**Given instruction**
Omit all images. Write out the rest of the material exactly.

**Available records**
------------

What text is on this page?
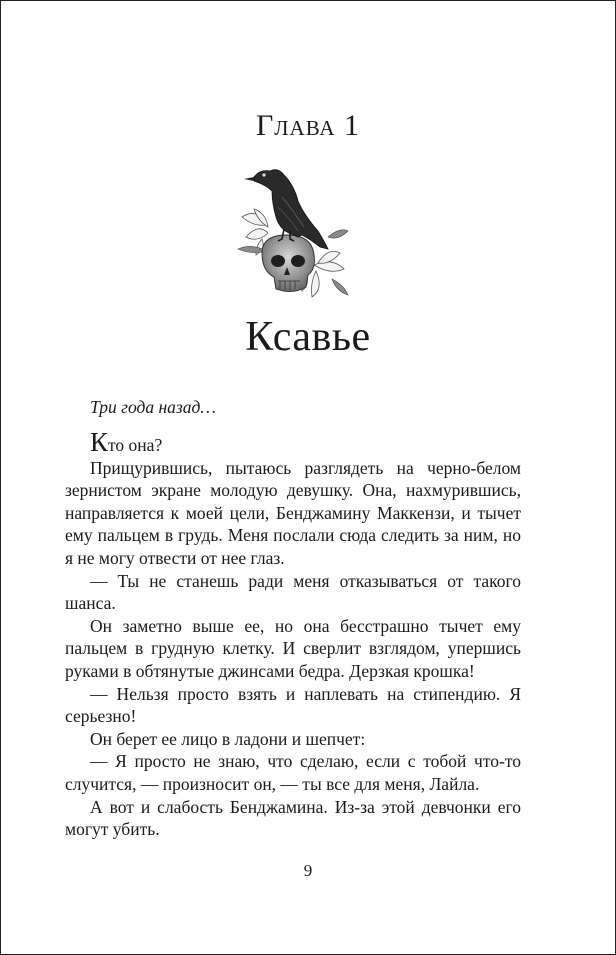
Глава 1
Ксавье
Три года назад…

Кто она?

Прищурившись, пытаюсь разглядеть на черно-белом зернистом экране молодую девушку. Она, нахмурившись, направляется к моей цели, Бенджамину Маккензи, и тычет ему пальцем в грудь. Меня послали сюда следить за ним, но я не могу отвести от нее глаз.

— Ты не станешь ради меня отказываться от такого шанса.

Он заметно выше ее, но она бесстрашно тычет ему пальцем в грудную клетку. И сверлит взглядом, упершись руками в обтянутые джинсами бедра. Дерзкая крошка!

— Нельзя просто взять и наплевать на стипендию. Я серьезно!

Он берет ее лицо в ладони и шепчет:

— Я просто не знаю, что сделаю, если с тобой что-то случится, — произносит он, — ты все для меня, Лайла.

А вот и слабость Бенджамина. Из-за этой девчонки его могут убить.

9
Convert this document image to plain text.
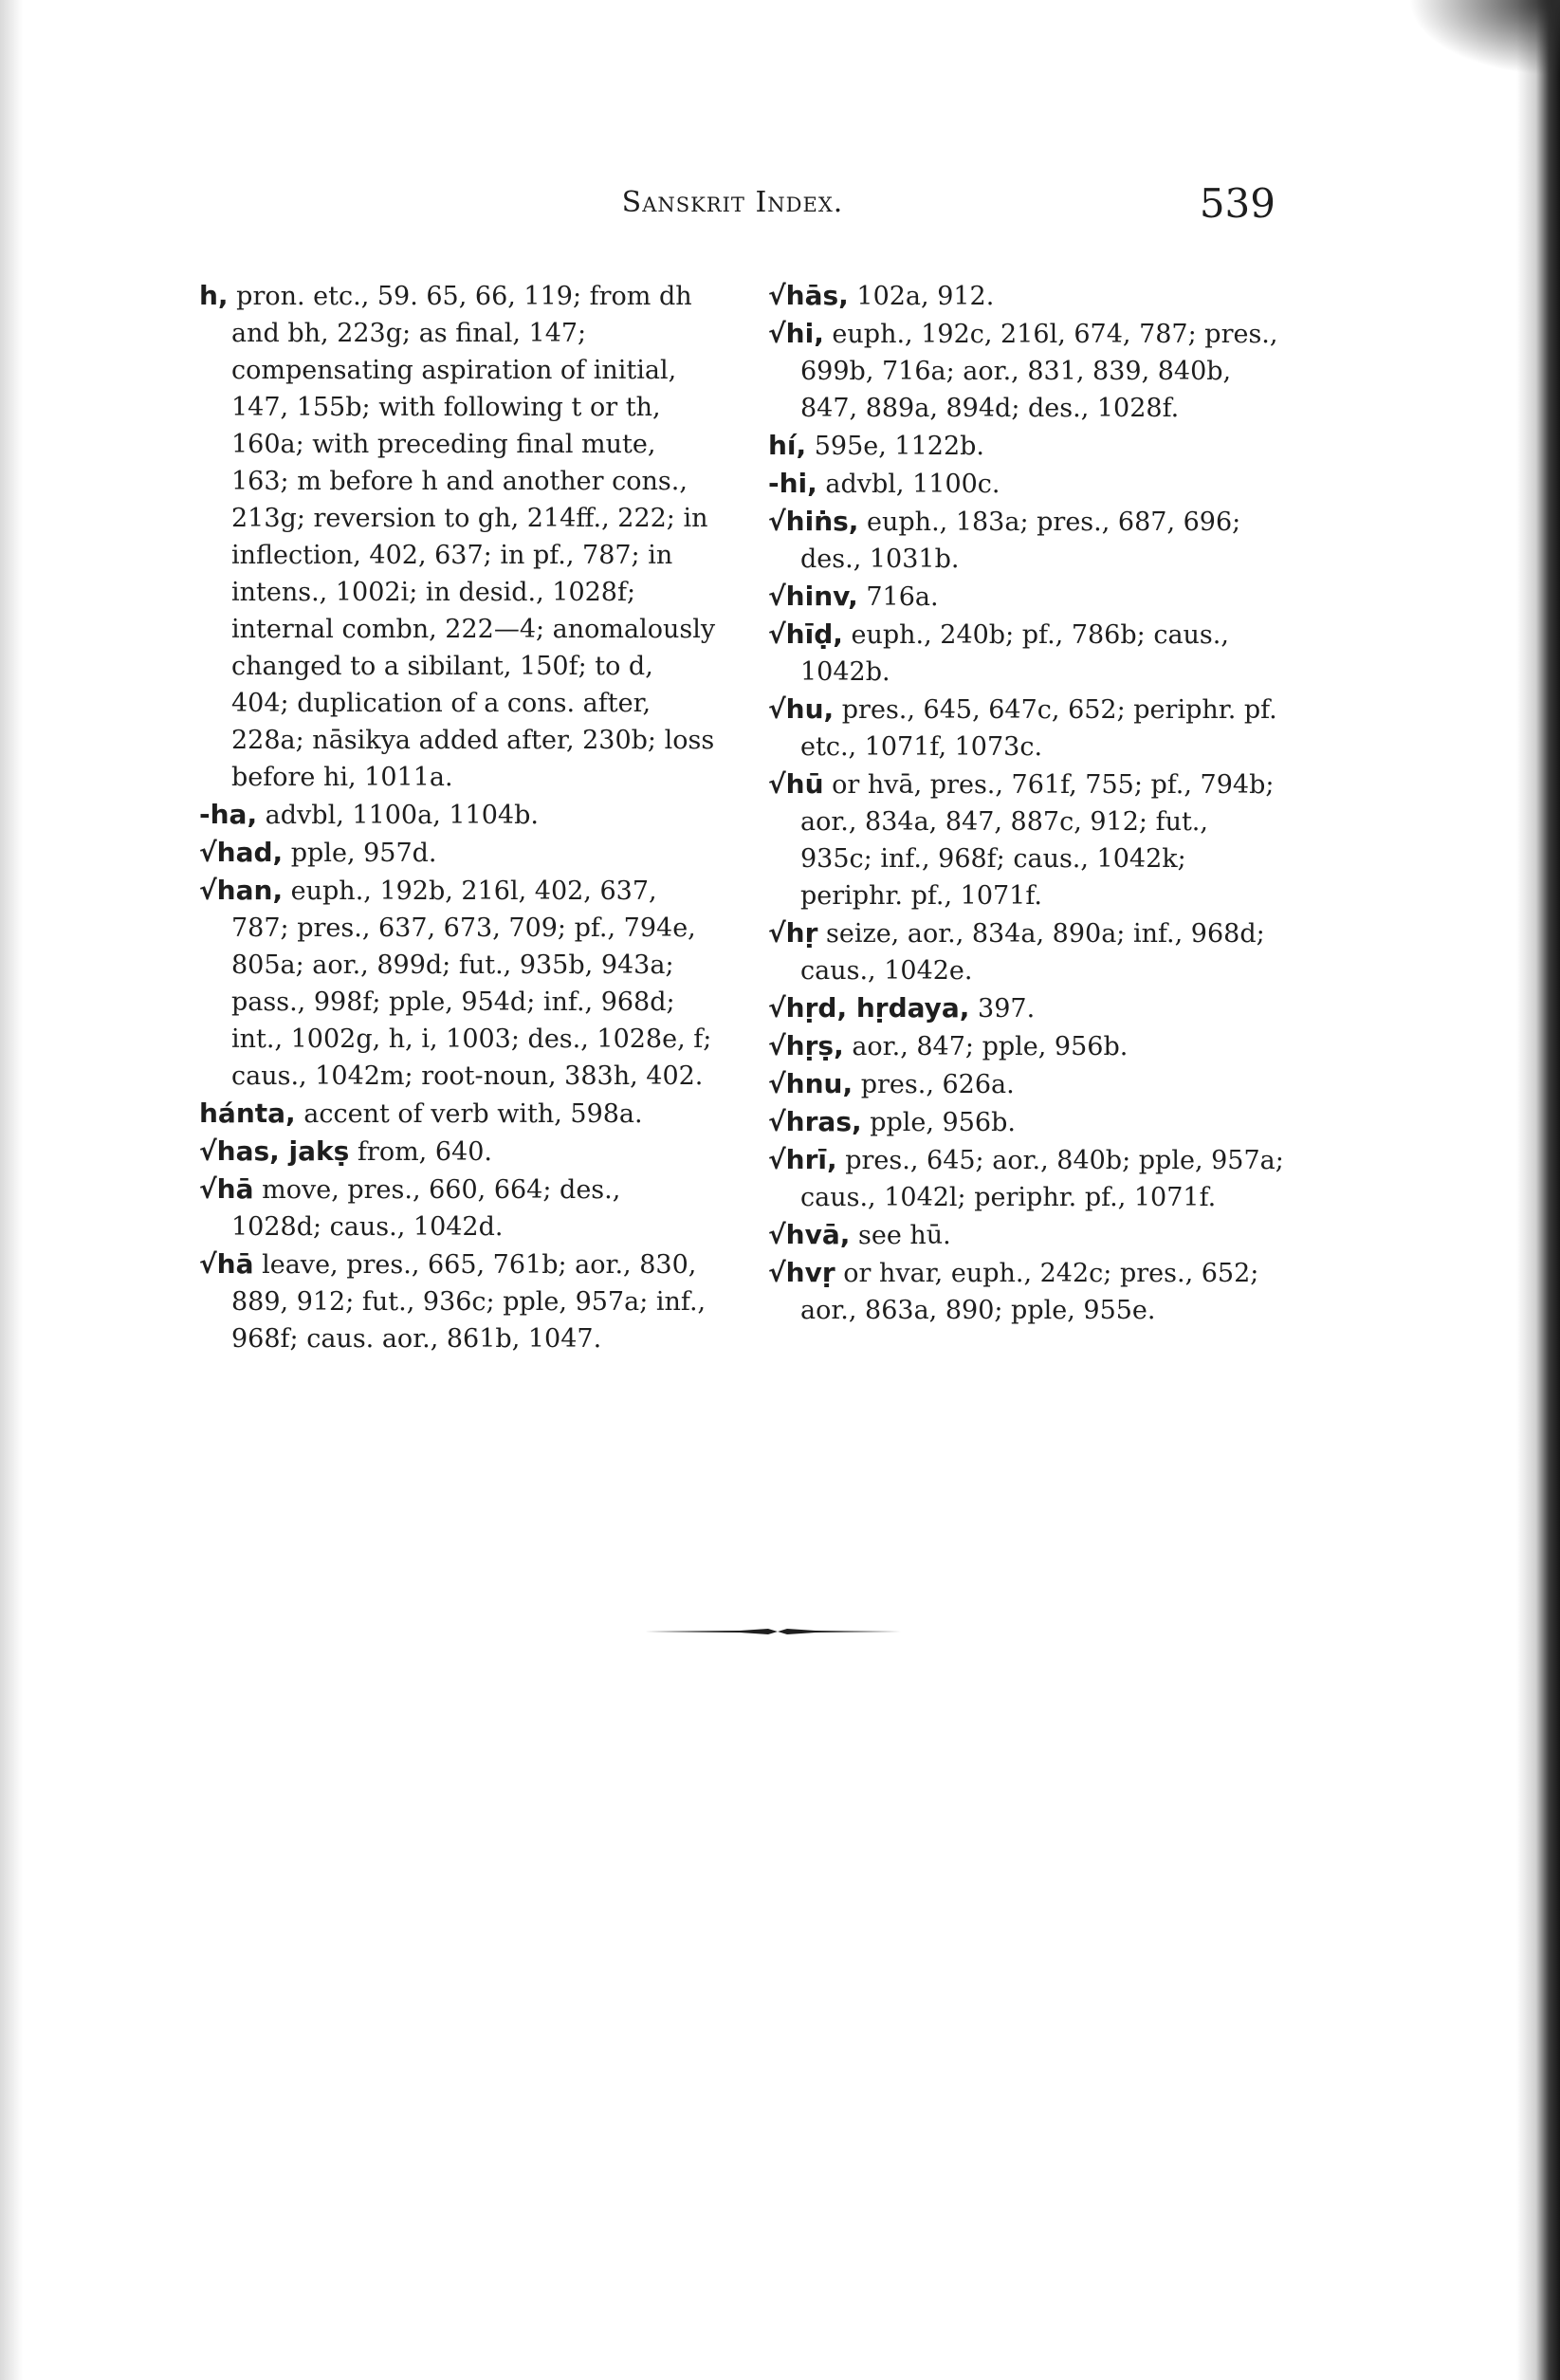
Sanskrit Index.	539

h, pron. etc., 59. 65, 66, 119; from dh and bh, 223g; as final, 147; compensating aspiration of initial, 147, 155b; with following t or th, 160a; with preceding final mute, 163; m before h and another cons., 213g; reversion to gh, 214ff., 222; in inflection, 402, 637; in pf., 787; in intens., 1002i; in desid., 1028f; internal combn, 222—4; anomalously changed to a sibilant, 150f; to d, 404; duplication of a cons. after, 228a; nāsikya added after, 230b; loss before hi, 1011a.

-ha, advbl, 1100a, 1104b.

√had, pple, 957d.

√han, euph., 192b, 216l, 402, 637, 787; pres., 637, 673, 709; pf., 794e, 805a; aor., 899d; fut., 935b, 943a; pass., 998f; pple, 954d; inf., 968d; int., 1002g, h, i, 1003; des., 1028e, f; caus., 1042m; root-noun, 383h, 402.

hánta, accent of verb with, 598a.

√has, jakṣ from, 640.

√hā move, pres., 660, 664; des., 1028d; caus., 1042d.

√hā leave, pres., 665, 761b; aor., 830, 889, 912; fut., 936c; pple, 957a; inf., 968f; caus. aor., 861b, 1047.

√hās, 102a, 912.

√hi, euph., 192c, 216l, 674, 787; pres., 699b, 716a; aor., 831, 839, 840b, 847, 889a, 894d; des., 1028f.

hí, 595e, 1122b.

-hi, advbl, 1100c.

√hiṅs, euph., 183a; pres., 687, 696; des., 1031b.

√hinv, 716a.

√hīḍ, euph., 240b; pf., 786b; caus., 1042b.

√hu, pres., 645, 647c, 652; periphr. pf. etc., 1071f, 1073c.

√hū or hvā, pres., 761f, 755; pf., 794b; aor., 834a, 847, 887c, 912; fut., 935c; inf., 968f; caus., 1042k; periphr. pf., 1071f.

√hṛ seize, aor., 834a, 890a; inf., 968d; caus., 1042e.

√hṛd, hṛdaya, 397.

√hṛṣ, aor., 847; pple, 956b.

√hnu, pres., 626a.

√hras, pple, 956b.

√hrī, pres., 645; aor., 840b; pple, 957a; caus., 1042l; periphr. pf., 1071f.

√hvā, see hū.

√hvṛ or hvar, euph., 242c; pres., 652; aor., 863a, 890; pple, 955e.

------------

**Final answer**
What text is on this page?
Глава 1
Ксавье
Три года назад…

Кто она?

Прищурившись, пытаюсь разглядеть на черно-белом зернистом экране молодую девушку. Она, нахмурившись, направляется к моей цели, Бенджамину Маккензи, и тычет ему пальцем в грудь. Меня послали сюда следить за ним, но я не могу отвести от нее глаз.

— Ты не станешь ради меня отказываться от такого шанса.

Он заметно выше ее, но она бесстрашно тычет ему пальцем в грудную клетку. И сверлит взглядом, упершись руками в обтянутые джинсами бедра. Дерзкая крошка!

— Нельзя просто взять и наплевать на стипендию. Я серьезно!

Он берет ее лицо в ладони и шепчет:

— Я просто не знаю, что сделаю, если с тобой что-то случится, — произносит он, — ты все для меня, Лайла.

А вот и слабость Бенджамина. Из-за этой девчонки его могут убить.

9
Convert this document image to plain text.
Sanskrit Index.	539

h, pron. etc., 59. 65, 66, 119; from dh and bh, 223g; as final, 147; compensating aspiration of initial, 147, 155b; with following t or th, 160a; with preceding final mute, 163; m before h and another cons., 213g; reversion to gh, 214ff., 222; in inflection, 402, 637; in pf., 787; in intens., 1002i; in desid., 1028f; internal combn, 222—4; anomalously changed to a sibilant, 150f; to d, 404; duplication of a cons. after, 228a; nāsikya added after, 230b; loss before hi, 1011a.

-ha, advbl, 1100a, 1104b.

√had, pple, 957d.

√han, euph., 192b, 216l, 402, 637, 787; pres., 637, 673, 709; pf., 794e, 805a; aor., 899d; fut., 935b, 943a; pass., 998f; pple, 954d; inf., 968d; int., 1002g, h, i, 1003; des., 1028e, f; caus., 1042m; root-noun, 383h, 402.

hánta, accent of verb with, 598a.

√has, jakṣ from, 640.

√hā move, pres., 660, 664; des., 1028d; caus., 1042d.

√hā leave, pres., 665, 761b; aor., 830, 889, 912; fut., 936c; pple, 957a; inf., 968f; caus. aor., 861b, 1047.

√hās, 102a, 912.

√hi, euph., 192c, 216l, 674, 787; pres., 699b, 716a; aor., 831, 839, 840b, 847, 889a, 894d; des., 1028f.

hí, 595e, 1122b.

-hi, advbl, 1100c.

√hiṅs, euph., 183a; pres., 687, 696; des., 1031b.

√hinv, 716a.

√hīḍ, euph., 240b; pf., 786b; caus., 1042b.

√hu, pres., 645, 647c, 652; periphr. pf. etc., 1071f, 1073c.

√hū or hvā, pres., 761f, 755; pf., 794b; aor., 834a, 847, 887c, 912; fut., 935c; inf., 968f; caus., 1042k; periphr. pf., 1071f.

√hṛ seize, aor., 834a, 890a; inf., 968d; caus., 1042e.

√hṛd, hṛdaya, 397.

√hṛṣ, aor., 847; pple, 956b.

√hnu, pres., 626a.

√hras, pple, 956b.

√hrī, pres., 645; aor., 840b; pple, 957a; caus., 1042l; periphr. pf., 1071f.

√hvā, see hū.

√hvṛ or hvar, euph., 242c; pres., 652; aor., 863a, 890; pple, 955e.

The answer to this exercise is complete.